>>>>
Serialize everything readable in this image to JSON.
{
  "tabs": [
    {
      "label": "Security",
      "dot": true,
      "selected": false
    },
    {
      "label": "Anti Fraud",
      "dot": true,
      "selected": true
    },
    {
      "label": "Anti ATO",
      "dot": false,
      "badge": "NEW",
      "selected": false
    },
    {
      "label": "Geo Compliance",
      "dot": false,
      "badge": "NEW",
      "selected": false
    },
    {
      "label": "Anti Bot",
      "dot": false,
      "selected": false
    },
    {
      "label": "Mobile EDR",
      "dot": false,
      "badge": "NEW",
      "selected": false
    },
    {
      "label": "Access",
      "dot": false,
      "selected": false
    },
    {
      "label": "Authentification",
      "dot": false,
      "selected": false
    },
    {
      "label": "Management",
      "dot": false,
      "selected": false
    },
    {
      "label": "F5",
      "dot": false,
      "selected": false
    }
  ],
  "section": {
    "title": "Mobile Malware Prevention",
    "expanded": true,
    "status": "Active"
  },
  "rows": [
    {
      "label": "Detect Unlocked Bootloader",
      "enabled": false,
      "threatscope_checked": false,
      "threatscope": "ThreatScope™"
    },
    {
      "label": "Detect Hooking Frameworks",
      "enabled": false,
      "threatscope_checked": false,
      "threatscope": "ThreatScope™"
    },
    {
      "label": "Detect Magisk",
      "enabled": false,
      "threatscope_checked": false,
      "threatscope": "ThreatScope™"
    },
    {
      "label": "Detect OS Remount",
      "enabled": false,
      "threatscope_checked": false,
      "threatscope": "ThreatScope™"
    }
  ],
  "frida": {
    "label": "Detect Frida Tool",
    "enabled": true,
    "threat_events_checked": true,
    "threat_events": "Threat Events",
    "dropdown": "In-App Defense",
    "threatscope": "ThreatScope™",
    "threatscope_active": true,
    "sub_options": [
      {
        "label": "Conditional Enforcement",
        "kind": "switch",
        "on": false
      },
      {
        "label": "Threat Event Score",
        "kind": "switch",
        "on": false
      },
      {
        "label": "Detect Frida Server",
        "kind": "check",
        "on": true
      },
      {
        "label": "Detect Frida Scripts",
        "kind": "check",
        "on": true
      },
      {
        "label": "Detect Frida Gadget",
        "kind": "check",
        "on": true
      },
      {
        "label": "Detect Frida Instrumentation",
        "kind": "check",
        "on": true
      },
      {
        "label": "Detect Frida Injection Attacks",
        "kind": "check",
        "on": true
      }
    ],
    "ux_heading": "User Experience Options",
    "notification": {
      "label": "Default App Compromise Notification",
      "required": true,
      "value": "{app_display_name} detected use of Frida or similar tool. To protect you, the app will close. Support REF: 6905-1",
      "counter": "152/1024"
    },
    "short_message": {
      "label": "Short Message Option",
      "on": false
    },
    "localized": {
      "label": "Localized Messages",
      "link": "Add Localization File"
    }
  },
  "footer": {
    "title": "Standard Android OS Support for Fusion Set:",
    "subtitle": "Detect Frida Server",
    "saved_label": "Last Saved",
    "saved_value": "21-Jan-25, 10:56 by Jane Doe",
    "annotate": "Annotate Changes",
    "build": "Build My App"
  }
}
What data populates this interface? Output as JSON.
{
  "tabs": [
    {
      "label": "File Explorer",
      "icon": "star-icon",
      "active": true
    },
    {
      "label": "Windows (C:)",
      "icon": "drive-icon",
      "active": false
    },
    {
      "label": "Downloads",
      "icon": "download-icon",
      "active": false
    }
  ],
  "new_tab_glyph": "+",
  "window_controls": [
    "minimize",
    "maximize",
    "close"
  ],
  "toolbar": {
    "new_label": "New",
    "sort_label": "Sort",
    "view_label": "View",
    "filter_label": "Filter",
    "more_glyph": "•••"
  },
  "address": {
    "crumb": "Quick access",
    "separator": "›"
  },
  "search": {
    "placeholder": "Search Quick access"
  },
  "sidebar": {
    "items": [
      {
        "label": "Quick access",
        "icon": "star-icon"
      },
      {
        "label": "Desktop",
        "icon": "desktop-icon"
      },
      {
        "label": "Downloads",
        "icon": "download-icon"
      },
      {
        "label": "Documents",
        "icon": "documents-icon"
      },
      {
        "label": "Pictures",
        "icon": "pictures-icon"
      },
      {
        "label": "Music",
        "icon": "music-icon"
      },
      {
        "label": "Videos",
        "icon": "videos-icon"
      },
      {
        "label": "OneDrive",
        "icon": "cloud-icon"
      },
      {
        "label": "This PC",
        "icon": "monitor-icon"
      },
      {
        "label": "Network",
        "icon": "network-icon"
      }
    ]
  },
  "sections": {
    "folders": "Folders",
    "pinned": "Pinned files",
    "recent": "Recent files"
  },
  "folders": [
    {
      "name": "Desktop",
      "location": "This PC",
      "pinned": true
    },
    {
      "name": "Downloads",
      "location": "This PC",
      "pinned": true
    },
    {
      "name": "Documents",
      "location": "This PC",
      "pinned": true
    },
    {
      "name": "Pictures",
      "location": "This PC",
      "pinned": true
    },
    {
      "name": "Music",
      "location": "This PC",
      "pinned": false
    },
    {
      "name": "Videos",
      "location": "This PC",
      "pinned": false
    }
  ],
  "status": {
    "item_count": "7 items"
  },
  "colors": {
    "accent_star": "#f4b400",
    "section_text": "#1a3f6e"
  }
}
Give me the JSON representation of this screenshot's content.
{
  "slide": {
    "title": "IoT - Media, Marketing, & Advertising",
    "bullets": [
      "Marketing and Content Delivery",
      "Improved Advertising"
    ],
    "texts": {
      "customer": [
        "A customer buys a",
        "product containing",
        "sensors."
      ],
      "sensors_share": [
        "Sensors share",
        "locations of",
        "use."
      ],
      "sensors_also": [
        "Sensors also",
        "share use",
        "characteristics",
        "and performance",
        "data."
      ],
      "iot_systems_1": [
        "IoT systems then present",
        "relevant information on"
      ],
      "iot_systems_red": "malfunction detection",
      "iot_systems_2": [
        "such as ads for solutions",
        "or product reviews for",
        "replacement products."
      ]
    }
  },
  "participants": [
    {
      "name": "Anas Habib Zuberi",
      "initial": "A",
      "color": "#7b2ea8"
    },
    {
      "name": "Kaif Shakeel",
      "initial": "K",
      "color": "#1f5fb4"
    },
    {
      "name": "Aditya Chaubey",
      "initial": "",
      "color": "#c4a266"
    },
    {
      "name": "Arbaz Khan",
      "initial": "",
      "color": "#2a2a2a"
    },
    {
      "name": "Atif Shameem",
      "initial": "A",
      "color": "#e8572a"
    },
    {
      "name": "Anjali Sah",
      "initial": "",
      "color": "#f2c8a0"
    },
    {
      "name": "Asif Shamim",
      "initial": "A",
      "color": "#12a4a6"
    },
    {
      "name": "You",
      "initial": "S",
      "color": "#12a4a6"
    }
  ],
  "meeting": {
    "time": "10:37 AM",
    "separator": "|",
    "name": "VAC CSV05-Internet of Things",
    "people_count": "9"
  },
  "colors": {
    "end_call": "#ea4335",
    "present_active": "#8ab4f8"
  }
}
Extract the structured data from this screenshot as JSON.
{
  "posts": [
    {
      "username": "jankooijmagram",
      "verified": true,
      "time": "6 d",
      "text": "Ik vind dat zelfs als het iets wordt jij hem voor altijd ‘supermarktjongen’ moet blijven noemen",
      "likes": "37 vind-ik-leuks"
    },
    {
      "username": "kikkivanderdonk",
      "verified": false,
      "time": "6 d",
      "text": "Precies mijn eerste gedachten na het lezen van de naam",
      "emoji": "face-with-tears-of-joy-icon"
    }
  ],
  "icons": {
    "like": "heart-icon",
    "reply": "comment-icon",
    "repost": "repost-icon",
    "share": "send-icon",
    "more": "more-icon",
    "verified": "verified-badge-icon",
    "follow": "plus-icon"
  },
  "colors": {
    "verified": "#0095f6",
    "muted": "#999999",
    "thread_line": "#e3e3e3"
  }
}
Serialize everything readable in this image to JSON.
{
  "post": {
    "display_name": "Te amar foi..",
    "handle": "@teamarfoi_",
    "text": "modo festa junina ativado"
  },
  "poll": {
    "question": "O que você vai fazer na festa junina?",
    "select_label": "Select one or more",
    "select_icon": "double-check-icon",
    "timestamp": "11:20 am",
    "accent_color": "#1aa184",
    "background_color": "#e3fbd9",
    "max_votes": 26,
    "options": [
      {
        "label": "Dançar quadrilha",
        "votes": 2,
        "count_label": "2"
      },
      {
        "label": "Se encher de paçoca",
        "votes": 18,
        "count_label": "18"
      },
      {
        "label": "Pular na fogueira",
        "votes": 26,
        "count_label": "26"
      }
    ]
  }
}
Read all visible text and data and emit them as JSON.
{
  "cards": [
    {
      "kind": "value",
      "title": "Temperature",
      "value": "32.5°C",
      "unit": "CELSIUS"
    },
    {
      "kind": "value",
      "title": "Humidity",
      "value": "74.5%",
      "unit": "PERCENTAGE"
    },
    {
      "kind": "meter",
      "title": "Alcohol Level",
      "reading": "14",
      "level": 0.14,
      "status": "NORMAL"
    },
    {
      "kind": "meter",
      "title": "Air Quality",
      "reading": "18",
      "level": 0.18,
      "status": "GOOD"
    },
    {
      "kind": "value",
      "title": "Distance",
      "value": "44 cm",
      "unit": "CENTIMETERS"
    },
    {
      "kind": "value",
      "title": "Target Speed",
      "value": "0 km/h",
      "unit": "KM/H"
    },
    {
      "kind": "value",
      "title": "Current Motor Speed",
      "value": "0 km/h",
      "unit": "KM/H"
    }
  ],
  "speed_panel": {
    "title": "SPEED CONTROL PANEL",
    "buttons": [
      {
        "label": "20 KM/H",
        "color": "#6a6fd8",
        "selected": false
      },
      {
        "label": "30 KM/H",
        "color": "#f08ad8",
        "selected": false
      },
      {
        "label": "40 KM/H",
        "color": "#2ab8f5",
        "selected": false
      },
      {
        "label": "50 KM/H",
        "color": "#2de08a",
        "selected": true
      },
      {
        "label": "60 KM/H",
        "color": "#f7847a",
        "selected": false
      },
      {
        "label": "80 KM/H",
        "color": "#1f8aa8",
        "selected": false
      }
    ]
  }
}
<<<<
_Problem description_. Find all lines holding the string "junina" and copy them.

_Complete response_.
    "text": "modo festa junina ativado"
    "question": "O que você vai fazer na festa junina?",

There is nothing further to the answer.